Problem description:
Copy out every line containing the word "object".

##########

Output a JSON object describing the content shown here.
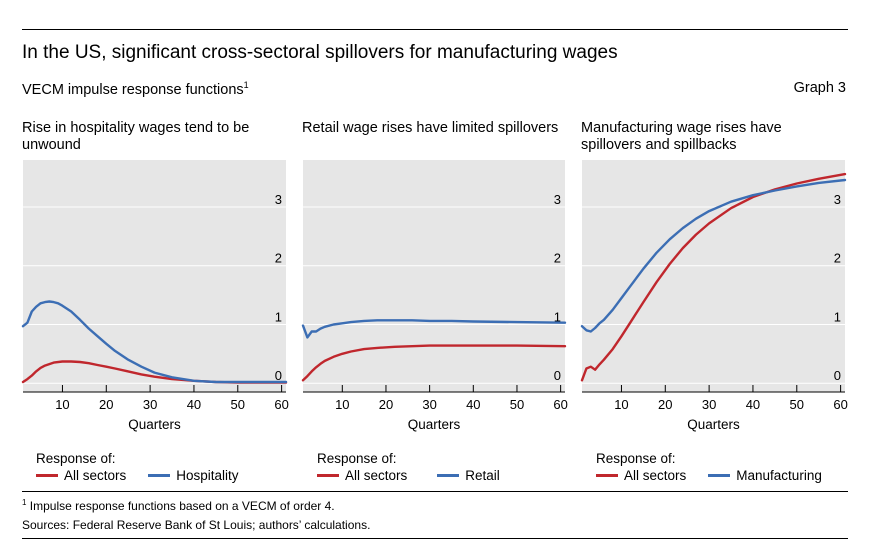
{
  "header": {
    "title": "In the US, significant cross-sectoral spillovers for manufacturing wages",
    "subtitle": "VECM impulse response functions",
    "subtitle_note": "1",
    "graph_label": "Graph 3"
  },
  "footer": {
    "footnote_marker": "1",
    "footnote": "Impulse response functions based on a VECM of order 4.",
    "sources": "Sources: Federal Reserve Bank of St Louis; authors’ calculations."
  },
  "colors": {
    "red": "#c0272d",
    "blue": "#3c6eb4",
    "panel_bg": "#e6e6e6"
  },
  "chart_data": [
    {
      "type": "line",
      "title": "Rise in hospitality wages tend to be unwound",
      "xlabel": "Quarters",
      "xlim": [
        1,
        61
      ],
      "ylim": [
        -0.15,
        3.8
      ],
      "xticks": [
        10,
        20,
        30,
        40,
        50,
        60
      ],
      "yticks": [
        0,
        1,
        2,
        3
      ],
      "grid": true,
      "legend_title": "Response of:",
      "series": [
        {
          "name": "All sectors",
          "color": "#c0272d",
          "x": [
            1,
            2,
            3,
            4,
            5,
            6,
            8,
            10,
            12,
            14,
            16,
            18,
            20,
            22,
            25,
            28,
            31,
            35,
            40,
            45,
            50,
            55,
            61
          ],
          "y": [
            0.02,
            0.07,
            0.13,
            0.2,
            0.26,
            0.3,
            0.35,
            0.37,
            0.37,
            0.36,
            0.34,
            0.31,
            0.28,
            0.25,
            0.2,
            0.15,
            0.11,
            0.07,
            0.04,
            0.02,
            0.01,
            0.01,
            0.01
          ]
        },
        {
          "name": "Hospitality",
          "color": "#3c6eb4",
          "x": [
            1,
            2,
            3,
            4,
            5,
            6,
            7,
            8,
            9,
            10,
            12,
            14,
            16,
            18,
            20,
            22,
            25,
            28,
            31,
            35,
            40,
            45,
            50,
            55,
            61
          ],
          "y": [
            0.97,
            1.03,
            1.22,
            1.3,
            1.36,
            1.38,
            1.39,
            1.38,
            1.36,
            1.32,
            1.22,
            1.08,
            0.93,
            0.8,
            0.67,
            0.55,
            0.4,
            0.28,
            0.18,
            0.1,
            0.04,
            0.02,
            0.02,
            0.02,
            0.02
          ]
        }
      ]
    },
    {
      "type": "line",
      "title": "Retail wage rises have limited spillovers",
      "xlabel": "Quarters",
      "xlim": [
        1,
        61
      ],
      "ylim": [
        -0.15,
        3.8
      ],
      "xticks": [
        10,
        20,
        30,
        40,
        50,
        60
      ],
      "yticks": [
        0,
        1,
        2,
        3
      ],
      "grid": true,
      "legend_title": "Response of:",
      "series": [
        {
          "name": "All sectors",
          "color": "#c0272d",
          "x": [
            1,
            2,
            3,
            4,
            5,
            6,
            8,
            10,
            12,
            15,
            18,
            22,
            26,
            30,
            35,
            40,
            50,
            61
          ],
          "y": [
            0.05,
            0.12,
            0.2,
            0.27,
            0.33,
            0.38,
            0.45,
            0.5,
            0.54,
            0.58,
            0.6,
            0.62,
            0.63,
            0.64,
            0.64,
            0.64,
            0.64,
            0.63
          ]
        },
        {
          "name": "Retail",
          "color": "#3c6eb4",
          "x": [
            1,
            2,
            3,
            4,
            5,
            6,
            8,
            10,
            12,
            15,
            18,
            22,
            26,
            30,
            35,
            40,
            50,
            61
          ],
          "y": [
            0.98,
            0.78,
            0.88,
            0.88,
            0.93,
            0.96,
            1.0,
            1.02,
            1.04,
            1.06,
            1.07,
            1.07,
            1.07,
            1.06,
            1.06,
            1.05,
            1.04,
            1.03
          ]
        }
      ]
    },
    {
      "type": "line",
      "title": "Manufacturing wage rises have spillovers and spillbacks",
      "xlabel": "Quarters",
      "xlim": [
        1,
        61
      ],
      "ylim": [
        -0.15,
        3.8
      ],
      "xticks": [
        10,
        20,
        30,
        40,
        50,
        60
      ],
      "yticks": [
        0,
        1,
        2,
        3
      ],
      "grid": true,
      "legend_title": "Response of:",
      "series": [
        {
          "name": "All sectors",
          "color": "#c0272d",
          "x": [
            1,
            2,
            3,
            4,
            5,
            6,
            8,
            10,
            12,
            15,
            18,
            21,
            24,
            27,
            30,
            35,
            40,
            45,
            50,
            55,
            61
          ],
          "y": [
            0.05,
            0.25,
            0.28,
            0.23,
            0.32,
            0.4,
            0.58,
            0.8,
            1.03,
            1.38,
            1.72,
            2.03,
            2.3,
            2.53,
            2.72,
            2.98,
            3.17,
            3.3,
            3.4,
            3.48,
            3.56
          ]
        },
        {
          "name": "Manufacturing",
          "color": "#3c6eb4",
          "x": [
            1,
            2,
            3,
            4,
            5,
            6,
            8,
            10,
            12,
            15,
            18,
            21,
            24,
            27,
            30,
            35,
            40,
            45,
            50,
            55,
            61
          ],
          "y": [
            0.97,
            0.9,
            0.88,
            0.94,
            1.02,
            1.08,
            1.25,
            1.45,
            1.65,
            1.95,
            2.22,
            2.45,
            2.64,
            2.8,
            2.93,
            3.09,
            3.2,
            3.28,
            3.35,
            3.41,
            3.46
          ]
        }
      ]
    }
  ]
}
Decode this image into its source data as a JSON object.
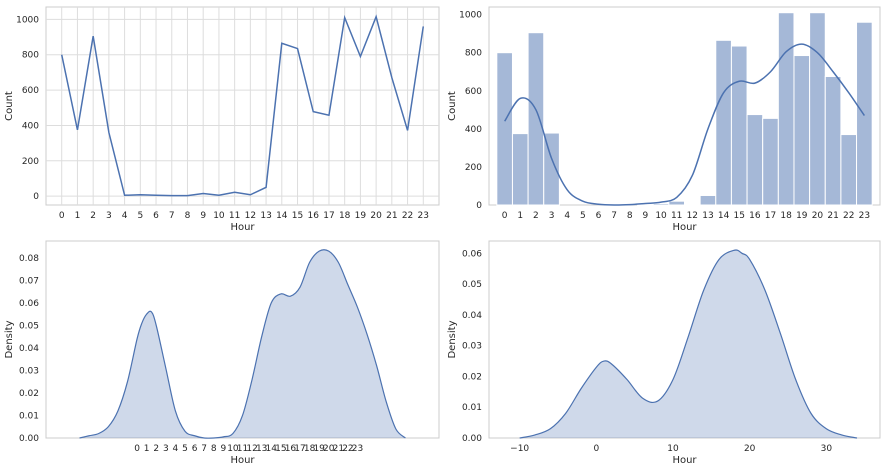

##########

Result of the task:
Output a JSON object describing the content shown here.
Decode this image into its source data as a JSON object.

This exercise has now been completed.